▶ **Tarefas propostas**:
• A. Segundo as pesquisas do ICTQ citadas no texto sobre automedicação, qual é o percentual de balconistas de farmácia que prescrevem medicamentos à população?
• B. Relacione todas as fontes nas quais, conforme o texto sobre automedicação, as pessoas confiam ao utilizar fármacos sem prescrição médica.
• C. Prossiga a redação do texto sobre automedicação a partir de sua última frase.

Automedicação em debate no século XXI

Enviada em 13/08/2020

O documentário norte-americano “Take Your Pills” (tome suas pílulas) mostra o grande público que faz uso de fármacos sem prescrição médica. A obra evidencia que em meio ao estilo de vida dinâmico atual, o número de pessoas que confiam em opiniões alheias, palpites midiáticos e aconselhamento de farmacêuticos, é realmente significativo. Desse modo, percebe-se que a ausência informacional e o Interesse lucrativo das empresas farmacêuticas contribuem para a perpetuação de tal situação. Em primeiro plano, vale-se destacar a inegável carência de informações de fato explicativa. De acordo com pesquisas feitas pelo ICTQ (Instituto de Ciência, Tecnologia e Qualidade), 48% dos balconistas de farmácia prescrevem medicamentos para a população. Tal comportamento, junto com o fato de que muitos indivíduos não possuem acesso facilitado a médicos e hospitais, demonstra uma abertura para que a população se automedique e deposite total confiança em funcionários de farmácias, o que pode levar ao agravamento do caso clínico do paciente. Logo, evidencia-se a relevância da ação governamental como medida de combate a problemática.

[Dados de previsão de caixas delimitadoras]

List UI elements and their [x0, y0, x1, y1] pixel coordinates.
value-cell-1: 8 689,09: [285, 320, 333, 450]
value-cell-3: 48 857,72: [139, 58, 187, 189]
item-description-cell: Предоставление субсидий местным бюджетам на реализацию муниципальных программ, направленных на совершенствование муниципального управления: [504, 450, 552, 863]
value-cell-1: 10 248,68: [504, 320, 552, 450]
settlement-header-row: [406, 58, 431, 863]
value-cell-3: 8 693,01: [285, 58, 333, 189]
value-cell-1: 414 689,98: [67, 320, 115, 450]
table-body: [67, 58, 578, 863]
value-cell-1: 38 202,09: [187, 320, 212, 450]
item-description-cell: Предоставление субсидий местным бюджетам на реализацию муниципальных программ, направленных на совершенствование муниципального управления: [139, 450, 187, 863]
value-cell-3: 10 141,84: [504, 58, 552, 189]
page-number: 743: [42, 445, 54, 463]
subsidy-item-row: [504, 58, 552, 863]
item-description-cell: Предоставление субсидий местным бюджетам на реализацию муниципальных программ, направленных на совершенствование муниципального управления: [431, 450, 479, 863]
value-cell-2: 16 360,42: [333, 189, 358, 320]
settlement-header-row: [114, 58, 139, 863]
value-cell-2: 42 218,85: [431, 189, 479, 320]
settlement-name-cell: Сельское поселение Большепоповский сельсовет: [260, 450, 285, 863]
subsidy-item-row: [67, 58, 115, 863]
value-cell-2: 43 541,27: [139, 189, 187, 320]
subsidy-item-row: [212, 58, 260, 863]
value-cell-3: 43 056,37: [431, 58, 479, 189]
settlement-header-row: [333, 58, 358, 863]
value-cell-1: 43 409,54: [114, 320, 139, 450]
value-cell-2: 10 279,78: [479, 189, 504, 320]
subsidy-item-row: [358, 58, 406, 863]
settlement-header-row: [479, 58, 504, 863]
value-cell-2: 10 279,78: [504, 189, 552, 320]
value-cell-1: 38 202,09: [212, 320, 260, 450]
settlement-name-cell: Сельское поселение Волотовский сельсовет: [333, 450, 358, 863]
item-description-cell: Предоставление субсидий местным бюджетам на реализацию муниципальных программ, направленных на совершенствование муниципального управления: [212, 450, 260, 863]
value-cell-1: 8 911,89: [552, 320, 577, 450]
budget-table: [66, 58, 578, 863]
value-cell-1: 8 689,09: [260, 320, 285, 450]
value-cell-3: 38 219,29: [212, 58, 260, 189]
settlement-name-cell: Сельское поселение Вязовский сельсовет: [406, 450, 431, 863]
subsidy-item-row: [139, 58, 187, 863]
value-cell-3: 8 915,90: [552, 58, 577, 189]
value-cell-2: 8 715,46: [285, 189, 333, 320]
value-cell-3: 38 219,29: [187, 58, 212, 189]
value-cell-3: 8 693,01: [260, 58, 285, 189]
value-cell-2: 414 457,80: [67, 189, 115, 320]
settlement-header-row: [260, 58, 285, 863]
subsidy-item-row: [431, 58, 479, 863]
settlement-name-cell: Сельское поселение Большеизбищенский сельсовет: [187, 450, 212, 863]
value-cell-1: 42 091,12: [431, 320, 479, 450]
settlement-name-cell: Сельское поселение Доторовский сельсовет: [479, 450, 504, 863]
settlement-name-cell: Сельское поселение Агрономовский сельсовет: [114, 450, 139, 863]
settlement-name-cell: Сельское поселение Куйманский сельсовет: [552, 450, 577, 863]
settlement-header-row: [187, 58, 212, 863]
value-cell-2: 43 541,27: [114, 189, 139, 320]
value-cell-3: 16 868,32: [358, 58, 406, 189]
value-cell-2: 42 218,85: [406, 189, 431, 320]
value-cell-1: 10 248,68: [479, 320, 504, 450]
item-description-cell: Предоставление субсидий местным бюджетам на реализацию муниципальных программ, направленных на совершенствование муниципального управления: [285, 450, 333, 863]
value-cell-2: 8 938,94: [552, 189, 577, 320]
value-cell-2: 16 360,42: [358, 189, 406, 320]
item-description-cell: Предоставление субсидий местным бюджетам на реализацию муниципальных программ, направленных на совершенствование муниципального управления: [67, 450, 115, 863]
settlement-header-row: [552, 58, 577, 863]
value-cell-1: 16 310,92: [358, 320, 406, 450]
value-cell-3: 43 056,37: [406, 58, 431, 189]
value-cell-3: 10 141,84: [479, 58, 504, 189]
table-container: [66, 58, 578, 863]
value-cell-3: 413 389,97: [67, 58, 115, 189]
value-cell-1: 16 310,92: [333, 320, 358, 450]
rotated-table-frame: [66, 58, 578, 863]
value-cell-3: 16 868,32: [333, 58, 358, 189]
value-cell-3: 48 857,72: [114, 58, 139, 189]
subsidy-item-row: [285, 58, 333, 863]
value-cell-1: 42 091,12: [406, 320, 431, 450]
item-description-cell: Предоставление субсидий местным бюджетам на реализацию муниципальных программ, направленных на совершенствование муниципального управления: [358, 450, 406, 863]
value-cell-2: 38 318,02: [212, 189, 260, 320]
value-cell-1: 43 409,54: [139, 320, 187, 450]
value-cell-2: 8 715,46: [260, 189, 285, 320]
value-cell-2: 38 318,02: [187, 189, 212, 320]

▶ **Respostas**:
• A. 48% dos balconistas de farmácia.

• B.
- Opiniões alheias
- Palpites midiáticos
- Aconselhamento de farmacêuticos

• C.
Analogamente, segundo o sociólogo Theodor Adorno, ao sistema capitalista, o homem interessa tão somente quanto consumidor, reduzindo, assim, a humanidade na indústria de consumo. Conforme tal linha de pensamento, é nítido que diversas vezes os interesses rentáveis ultrapassam os limites, onde muitos dos administradores da empresa farmacêuticas destaca, acima de tudo, o lucro do estabelecimento. Outrossim, de acordo com dados do ICTQ, 42% do rendimento das principais corporações farmacêuticas do Brasil são provenientes de medicamentos vendidos sem receita médica, confirmando a preocupação apenas com o ganho e a falta de empatia para com o consumidor. Assim, sabe-se que o a persistência desse tipo de atitude contribui para o agravamento da situação.

Em suma, para que os efeitos da automedicação sejam atenuados, é necessário que o Ministério da Saúde cumpra com suas responsabilidades para com o SUS, acelerando processo de atendimento e facilitando o acesso, para que todos possuam a chance de ser bem atendido e diminua as chances da busca pela automedicação. Ademais, é indispensável a fiscalização pelo Poder Legislativo de leis que dificultam a venda de fármacos sem prescrição médica. Além disso, cabe a mídia, por intermédio de campanhas de fácil acesso, instruir a população dos perigos da ingestão de remédios sem orientação profissional. Assim, será possível, gradativamente, e melhoria de tal situação.